§ **Exercise data**
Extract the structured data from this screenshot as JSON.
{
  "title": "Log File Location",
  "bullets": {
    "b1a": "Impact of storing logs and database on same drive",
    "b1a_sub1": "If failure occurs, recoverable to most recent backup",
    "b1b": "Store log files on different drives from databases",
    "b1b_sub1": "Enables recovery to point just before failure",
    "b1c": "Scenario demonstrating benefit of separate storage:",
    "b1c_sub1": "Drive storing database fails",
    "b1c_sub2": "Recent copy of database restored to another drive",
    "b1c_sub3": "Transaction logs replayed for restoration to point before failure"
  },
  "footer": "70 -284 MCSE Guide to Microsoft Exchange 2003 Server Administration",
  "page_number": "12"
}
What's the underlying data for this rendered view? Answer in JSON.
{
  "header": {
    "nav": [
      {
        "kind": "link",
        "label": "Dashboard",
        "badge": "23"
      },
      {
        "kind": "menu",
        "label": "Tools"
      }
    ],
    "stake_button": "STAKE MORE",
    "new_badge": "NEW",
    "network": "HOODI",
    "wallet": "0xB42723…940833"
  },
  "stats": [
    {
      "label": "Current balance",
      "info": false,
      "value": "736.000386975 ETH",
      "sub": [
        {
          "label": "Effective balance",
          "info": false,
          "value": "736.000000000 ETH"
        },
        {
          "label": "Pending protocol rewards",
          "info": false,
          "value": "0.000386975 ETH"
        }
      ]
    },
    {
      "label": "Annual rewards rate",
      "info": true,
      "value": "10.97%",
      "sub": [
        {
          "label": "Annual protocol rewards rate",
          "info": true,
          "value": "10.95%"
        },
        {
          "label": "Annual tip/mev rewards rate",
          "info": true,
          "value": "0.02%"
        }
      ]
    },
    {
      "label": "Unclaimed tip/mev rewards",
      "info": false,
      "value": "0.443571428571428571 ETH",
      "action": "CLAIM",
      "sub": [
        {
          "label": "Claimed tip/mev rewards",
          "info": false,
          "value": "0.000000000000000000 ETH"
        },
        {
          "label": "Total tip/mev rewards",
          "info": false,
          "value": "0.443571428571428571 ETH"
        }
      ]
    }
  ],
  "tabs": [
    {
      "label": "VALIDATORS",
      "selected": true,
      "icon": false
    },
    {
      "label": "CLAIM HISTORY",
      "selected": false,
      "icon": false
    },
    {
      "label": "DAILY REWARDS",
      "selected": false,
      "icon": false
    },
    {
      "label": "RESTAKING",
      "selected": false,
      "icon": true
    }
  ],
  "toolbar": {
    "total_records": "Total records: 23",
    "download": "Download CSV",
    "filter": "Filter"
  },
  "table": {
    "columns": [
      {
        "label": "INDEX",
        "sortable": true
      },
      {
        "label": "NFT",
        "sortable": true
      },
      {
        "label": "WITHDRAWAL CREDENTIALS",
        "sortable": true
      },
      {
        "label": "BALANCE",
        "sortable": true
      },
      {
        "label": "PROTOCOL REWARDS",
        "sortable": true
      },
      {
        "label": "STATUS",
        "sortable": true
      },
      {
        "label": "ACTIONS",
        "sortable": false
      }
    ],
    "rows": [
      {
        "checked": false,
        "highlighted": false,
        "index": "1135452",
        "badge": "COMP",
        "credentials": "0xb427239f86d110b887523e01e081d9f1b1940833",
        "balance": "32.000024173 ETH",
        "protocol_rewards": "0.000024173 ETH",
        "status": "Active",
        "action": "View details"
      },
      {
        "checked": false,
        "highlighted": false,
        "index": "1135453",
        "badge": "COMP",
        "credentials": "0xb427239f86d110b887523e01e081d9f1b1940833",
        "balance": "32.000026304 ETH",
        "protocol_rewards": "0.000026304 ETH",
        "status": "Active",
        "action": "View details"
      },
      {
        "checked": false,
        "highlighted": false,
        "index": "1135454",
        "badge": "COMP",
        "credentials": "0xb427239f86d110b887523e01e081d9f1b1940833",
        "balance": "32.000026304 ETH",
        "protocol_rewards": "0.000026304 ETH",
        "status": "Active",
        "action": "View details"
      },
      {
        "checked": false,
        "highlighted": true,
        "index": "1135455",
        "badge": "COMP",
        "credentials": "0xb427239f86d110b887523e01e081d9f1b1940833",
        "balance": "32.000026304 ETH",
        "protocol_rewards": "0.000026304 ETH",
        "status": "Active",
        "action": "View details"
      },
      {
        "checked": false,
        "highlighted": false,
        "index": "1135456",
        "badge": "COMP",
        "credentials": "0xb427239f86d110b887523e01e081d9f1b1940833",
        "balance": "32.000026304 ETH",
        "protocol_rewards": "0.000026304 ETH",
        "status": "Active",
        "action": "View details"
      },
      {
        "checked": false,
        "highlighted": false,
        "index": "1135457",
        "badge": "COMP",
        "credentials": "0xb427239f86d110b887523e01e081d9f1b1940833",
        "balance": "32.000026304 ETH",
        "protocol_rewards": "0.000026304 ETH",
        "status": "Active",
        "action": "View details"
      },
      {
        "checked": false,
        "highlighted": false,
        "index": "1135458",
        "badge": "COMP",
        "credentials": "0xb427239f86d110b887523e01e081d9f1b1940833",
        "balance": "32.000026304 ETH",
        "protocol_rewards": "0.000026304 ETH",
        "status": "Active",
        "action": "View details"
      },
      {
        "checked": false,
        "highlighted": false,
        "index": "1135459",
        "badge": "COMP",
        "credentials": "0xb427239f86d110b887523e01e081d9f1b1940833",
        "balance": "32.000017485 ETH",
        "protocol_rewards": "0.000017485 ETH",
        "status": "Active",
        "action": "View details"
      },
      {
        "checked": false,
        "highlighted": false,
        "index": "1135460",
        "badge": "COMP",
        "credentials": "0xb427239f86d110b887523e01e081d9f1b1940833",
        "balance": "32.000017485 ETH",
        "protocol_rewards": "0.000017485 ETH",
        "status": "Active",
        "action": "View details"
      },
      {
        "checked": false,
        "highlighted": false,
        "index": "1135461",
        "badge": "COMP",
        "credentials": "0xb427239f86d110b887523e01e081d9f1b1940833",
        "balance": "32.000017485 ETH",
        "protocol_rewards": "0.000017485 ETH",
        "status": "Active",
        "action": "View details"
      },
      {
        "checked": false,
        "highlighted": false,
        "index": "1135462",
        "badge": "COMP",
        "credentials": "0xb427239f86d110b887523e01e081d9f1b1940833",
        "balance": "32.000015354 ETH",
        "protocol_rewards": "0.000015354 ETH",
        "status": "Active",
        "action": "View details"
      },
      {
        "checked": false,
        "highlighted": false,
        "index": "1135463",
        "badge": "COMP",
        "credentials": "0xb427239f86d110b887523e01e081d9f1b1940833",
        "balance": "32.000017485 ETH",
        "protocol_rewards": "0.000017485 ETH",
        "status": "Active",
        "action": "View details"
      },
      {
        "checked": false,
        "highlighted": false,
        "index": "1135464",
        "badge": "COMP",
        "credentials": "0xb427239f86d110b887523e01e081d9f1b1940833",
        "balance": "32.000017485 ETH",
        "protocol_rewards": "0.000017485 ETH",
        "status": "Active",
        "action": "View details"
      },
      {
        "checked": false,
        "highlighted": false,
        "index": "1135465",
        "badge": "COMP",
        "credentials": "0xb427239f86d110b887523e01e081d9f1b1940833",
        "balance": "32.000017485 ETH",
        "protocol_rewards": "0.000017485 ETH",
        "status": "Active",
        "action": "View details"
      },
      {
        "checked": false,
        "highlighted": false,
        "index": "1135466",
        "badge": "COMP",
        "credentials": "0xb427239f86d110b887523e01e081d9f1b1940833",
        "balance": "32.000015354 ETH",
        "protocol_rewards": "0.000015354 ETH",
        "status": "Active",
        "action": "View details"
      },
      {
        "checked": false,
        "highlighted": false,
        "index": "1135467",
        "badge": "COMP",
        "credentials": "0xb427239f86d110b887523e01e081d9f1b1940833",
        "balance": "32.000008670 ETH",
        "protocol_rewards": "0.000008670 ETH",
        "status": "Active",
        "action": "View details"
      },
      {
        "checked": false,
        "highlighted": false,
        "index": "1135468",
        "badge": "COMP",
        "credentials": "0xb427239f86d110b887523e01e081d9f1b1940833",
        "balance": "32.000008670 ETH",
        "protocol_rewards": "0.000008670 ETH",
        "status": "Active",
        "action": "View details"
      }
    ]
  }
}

§ **Problem description**
Copy all lines from the data that hold the word "point".

§ **Answer to the exercise**
    "b1b_sub1": "Enables recovery to point just before failure",
    "b1c_sub3": "Transaction logs replayed for restoration to point before failure"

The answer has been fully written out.